■ WHAT TO DO:
Comb the records below for the string "page" and copy each line where it turns up.

■ RECORDS FOR THE EXERCISE:
──────────

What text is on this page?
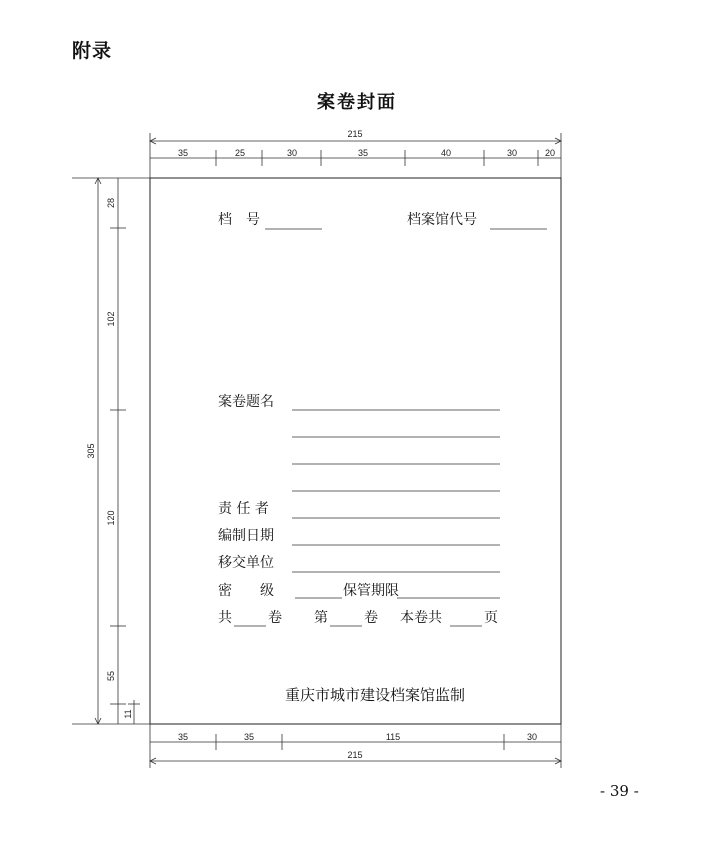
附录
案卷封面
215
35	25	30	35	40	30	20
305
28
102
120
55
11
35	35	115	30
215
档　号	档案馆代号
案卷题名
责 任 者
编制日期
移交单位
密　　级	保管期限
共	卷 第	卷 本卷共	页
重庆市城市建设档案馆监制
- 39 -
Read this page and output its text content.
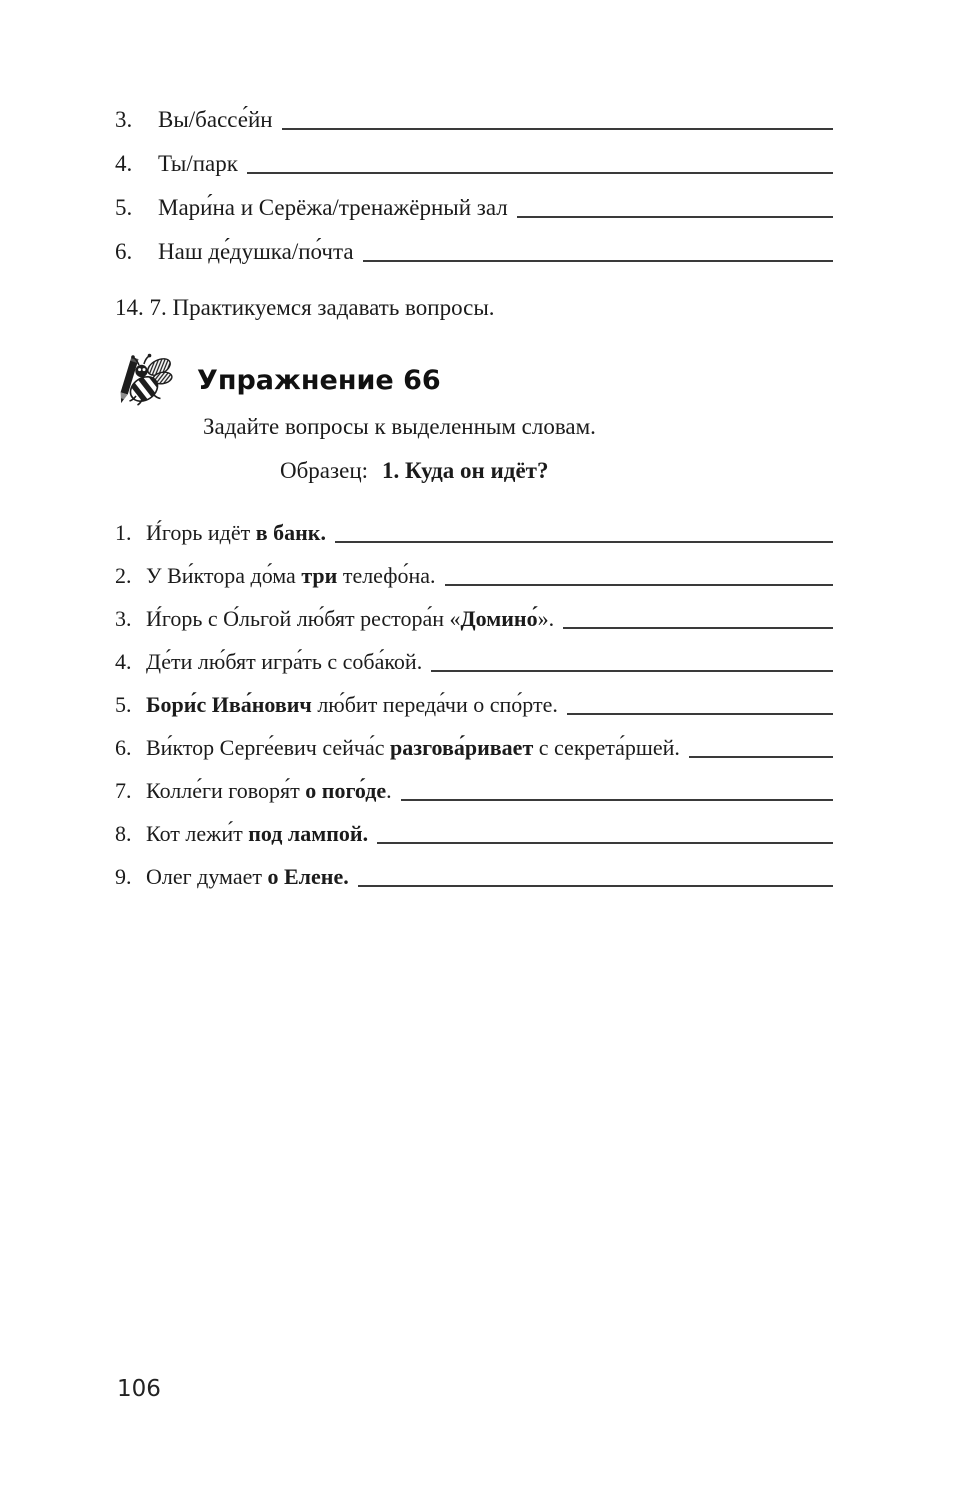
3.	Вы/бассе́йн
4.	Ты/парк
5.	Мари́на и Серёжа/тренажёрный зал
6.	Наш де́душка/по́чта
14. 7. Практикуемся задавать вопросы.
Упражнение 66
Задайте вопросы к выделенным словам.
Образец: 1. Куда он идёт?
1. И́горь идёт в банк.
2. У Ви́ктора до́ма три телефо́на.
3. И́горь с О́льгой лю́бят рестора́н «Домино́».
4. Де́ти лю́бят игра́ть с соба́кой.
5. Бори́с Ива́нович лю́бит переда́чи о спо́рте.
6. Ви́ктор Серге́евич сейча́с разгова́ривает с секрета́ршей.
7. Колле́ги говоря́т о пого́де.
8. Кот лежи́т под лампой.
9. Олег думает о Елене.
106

──────────

■ RESPONSE FOR THIS EXERCISE:
What text is on this page?
Read this page and output its text content.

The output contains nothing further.